Exercise description => Repeat each line of the material below exactly as it appears, minus any pictures.

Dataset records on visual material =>
--------

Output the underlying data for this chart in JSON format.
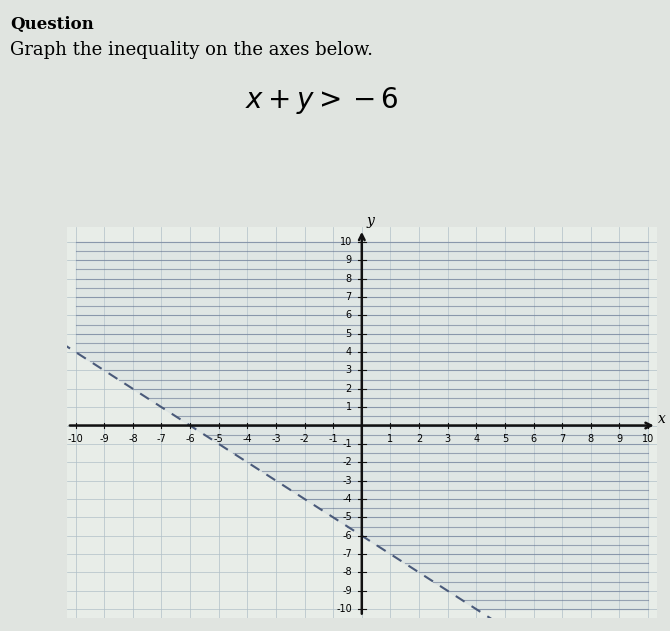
{
  "title_question": "Question",
  "title_instruction": "Graph the inequality on the axes below.",
  "inequality_tex": "$x + y > -6$",
  "xlim": [
    -10,
    10
  ],
  "ylim": [
    -10,
    10
  ],
  "xticks": [
    -10,
    -9,
    -8,
    -7,
    -6,
    -5,
    -4,
    -3,
    -2,
    -1,
    1,
    2,
    3,
    4,
    5,
    6,
    7,
    8,
    9,
    10
  ],
  "yticks": [
    -10,
    -9,
    -8,
    -7,
    -6,
    -5,
    -4,
    -3,
    -2,
    -1,
    1,
    2,
    3,
    4,
    5,
    6,
    7,
    8,
    9,
    10
  ],
  "boundary_color": "#4a5a7a",
  "hatch_color": "#5a6a8a",
  "background_color": "#dde5dd",
  "plot_bg_color": "#e8ede8",
  "grid_color_major": "#b0c0c8",
  "grid_color_minor": "#c8d4d8",
  "axis_color": "#111111",
  "page_bg": "#e0e4e0",
  "font_question": 12,
  "font_instruction": 13,
  "font_inequality": 20
}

--------

Response to the exercise =>
Output the underlying data for this chart in JSON format.
{
  "title_question": "Question",
  "title_instruction": "Graph the inequality on the axes below.",
  "inequality_tex": "$x + y > -6$",
  "xlim": [
    -10,
    10
  ],
  "ylim": [
    -10,
    10
  ],
  "xticks": [
    -10,
    -9,
    -8,
    -7,
    -6,
    -5,
    -4,
    -3,
    -2,
    -1,
    1,
    2,
    3,
    4,
    5,
    6,
    7,
    8,
    9,
    10
  ],
  "yticks": [
    -10,
    -9,
    -8,
    -7,
    -6,
    -5,
    -4,
    -3,
    -2,
    -1,
    1,
    2,
    3,
    4,
    5,
    6,
    7,
    8,
    9,
    10
  ],
  "boundary_color": "#4a5a7a",
  "hatch_color": "#5a6a8a",
  "background_color": "#dde5dd",
  "plot_bg_color": "#e8ede8",
  "grid_color_major": "#b0c0c8",
  "grid_color_minor": "#c8d4d8",
  "axis_color": "#111111",
  "page_bg": "#e0e4e0",
  "font_question": 12,
  "font_instruction": 13,
  "font_inequality": 20
}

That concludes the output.